*** Data extract Section Begins ***

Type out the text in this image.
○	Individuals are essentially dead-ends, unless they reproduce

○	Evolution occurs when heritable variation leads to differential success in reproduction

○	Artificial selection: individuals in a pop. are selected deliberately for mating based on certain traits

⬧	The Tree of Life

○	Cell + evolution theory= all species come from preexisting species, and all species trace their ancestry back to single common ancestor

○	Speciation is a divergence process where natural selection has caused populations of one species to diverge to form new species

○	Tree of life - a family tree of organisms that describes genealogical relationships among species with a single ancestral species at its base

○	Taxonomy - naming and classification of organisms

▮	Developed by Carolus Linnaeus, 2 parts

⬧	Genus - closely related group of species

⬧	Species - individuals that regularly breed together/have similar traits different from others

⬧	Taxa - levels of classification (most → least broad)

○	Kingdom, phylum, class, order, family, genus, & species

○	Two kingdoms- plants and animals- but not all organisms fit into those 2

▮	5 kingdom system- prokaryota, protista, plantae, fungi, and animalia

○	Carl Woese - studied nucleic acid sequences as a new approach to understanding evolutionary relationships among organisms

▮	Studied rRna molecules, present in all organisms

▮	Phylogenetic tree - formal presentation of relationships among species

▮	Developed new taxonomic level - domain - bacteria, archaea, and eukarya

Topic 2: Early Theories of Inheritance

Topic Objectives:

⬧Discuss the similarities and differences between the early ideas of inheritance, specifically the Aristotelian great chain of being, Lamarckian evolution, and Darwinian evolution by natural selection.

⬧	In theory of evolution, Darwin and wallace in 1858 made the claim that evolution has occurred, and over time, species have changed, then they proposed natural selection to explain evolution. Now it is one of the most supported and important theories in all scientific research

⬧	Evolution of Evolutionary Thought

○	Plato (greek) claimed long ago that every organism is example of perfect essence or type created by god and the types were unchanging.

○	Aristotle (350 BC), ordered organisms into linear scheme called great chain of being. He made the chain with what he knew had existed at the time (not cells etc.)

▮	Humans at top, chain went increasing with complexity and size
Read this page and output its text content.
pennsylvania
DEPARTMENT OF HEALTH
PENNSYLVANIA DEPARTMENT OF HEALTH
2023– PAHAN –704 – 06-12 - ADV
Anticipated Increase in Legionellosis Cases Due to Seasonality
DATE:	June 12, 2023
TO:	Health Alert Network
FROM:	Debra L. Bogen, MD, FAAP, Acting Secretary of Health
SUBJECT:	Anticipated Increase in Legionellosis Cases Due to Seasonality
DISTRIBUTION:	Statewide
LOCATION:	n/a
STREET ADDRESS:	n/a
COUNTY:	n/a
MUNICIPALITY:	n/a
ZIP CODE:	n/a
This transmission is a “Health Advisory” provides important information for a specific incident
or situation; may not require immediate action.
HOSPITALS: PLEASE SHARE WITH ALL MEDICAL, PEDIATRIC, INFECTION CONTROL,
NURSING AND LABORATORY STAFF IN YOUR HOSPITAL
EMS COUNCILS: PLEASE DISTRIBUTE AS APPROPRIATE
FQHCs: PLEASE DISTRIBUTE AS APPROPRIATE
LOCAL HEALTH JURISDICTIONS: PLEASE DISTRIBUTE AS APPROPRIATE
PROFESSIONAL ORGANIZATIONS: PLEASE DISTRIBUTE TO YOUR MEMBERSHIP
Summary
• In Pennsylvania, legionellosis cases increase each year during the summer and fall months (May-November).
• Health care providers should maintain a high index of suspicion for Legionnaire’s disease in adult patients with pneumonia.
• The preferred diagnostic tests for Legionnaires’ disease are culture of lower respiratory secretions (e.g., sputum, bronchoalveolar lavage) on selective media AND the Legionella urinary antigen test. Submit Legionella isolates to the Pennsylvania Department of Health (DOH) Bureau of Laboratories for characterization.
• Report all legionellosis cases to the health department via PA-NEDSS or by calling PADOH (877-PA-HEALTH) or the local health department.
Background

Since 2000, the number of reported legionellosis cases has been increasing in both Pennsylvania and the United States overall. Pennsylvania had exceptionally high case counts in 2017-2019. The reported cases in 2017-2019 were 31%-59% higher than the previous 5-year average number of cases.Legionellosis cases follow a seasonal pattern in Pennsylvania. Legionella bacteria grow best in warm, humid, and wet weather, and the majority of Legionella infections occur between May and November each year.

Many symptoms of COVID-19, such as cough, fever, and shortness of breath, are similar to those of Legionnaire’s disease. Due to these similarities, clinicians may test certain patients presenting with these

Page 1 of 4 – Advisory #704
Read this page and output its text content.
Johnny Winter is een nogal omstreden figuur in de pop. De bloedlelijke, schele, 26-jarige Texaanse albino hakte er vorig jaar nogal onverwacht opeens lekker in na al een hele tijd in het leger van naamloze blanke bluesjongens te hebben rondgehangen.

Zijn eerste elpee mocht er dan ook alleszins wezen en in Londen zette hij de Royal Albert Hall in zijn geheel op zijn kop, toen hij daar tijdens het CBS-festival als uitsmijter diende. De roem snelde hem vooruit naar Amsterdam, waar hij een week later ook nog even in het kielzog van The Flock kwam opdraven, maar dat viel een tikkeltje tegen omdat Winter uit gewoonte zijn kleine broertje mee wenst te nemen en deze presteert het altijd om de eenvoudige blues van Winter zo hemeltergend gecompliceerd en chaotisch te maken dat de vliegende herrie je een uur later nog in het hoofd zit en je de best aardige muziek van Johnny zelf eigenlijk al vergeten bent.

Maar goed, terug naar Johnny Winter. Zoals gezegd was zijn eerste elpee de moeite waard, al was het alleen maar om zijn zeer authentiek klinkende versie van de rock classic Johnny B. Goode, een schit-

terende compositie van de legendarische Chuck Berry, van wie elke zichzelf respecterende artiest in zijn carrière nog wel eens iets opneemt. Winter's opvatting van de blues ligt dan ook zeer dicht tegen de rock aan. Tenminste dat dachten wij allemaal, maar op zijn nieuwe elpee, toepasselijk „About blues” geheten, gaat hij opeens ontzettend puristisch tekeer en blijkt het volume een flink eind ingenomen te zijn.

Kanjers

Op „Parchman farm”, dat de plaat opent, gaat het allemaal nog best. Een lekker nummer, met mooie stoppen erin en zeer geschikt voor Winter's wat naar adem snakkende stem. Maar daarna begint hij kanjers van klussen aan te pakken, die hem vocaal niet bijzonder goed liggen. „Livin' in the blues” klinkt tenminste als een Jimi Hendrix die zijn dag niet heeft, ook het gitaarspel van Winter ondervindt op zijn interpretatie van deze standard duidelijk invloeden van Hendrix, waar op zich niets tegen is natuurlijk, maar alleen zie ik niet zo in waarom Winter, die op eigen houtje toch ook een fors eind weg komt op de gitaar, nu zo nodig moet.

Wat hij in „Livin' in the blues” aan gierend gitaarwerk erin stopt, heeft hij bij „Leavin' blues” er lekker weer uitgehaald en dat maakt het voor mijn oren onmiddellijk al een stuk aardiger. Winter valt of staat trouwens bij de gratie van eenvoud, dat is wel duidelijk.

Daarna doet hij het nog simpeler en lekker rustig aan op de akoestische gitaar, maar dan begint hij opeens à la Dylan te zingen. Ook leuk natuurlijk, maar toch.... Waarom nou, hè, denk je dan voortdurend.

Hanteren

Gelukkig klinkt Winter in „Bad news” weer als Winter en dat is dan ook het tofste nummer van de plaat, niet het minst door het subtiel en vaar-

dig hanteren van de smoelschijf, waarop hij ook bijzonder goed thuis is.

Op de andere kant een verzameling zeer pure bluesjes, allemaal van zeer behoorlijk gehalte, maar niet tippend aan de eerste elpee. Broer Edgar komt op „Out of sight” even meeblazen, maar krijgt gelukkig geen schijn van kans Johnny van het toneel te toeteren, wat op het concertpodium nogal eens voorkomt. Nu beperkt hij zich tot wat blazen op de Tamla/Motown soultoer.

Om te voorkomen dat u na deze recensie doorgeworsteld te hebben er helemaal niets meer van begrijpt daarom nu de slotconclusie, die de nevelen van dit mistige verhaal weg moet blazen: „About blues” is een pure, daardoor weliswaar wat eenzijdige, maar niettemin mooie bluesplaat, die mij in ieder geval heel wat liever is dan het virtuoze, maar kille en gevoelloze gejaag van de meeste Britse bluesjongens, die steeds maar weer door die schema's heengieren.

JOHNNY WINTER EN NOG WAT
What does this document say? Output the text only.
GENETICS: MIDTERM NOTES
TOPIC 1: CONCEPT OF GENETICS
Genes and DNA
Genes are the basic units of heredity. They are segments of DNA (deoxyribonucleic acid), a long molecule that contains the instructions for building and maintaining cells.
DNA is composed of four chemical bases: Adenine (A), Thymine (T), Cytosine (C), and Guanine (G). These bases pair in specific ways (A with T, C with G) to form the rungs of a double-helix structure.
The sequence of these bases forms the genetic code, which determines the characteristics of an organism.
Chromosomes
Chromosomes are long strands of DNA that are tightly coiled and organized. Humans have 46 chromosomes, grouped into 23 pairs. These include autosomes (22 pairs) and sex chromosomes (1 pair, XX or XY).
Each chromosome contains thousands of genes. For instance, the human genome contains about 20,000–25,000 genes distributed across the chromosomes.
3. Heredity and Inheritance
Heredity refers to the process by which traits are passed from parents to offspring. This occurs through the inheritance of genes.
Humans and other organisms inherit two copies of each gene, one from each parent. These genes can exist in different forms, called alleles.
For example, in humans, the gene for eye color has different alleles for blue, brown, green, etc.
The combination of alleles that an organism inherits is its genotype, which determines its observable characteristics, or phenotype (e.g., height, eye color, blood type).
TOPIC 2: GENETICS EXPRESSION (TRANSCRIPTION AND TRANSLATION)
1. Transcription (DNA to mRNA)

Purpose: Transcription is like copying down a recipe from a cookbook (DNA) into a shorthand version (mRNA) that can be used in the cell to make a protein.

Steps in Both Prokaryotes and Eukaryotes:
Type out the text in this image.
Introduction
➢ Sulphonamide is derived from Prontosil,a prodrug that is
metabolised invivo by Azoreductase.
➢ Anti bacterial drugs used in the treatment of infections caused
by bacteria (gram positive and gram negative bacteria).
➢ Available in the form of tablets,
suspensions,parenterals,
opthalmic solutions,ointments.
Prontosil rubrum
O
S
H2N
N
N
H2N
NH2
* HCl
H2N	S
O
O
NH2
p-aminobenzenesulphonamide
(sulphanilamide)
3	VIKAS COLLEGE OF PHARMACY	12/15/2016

*** Data extract Section Ends ***

What you are asked to do. Search the material above for the word "those", and return each line that holds it.

Solution to the exercise.
○	Two kingdoms- plants and animals- but not all organisms fit into those 2
Many symptoms of COVID-19, such as cough, fever, and shortness of breath, are similar to those of Legionnaire’s disease. Due to these similarities, clinicians may test certain patients presenting with these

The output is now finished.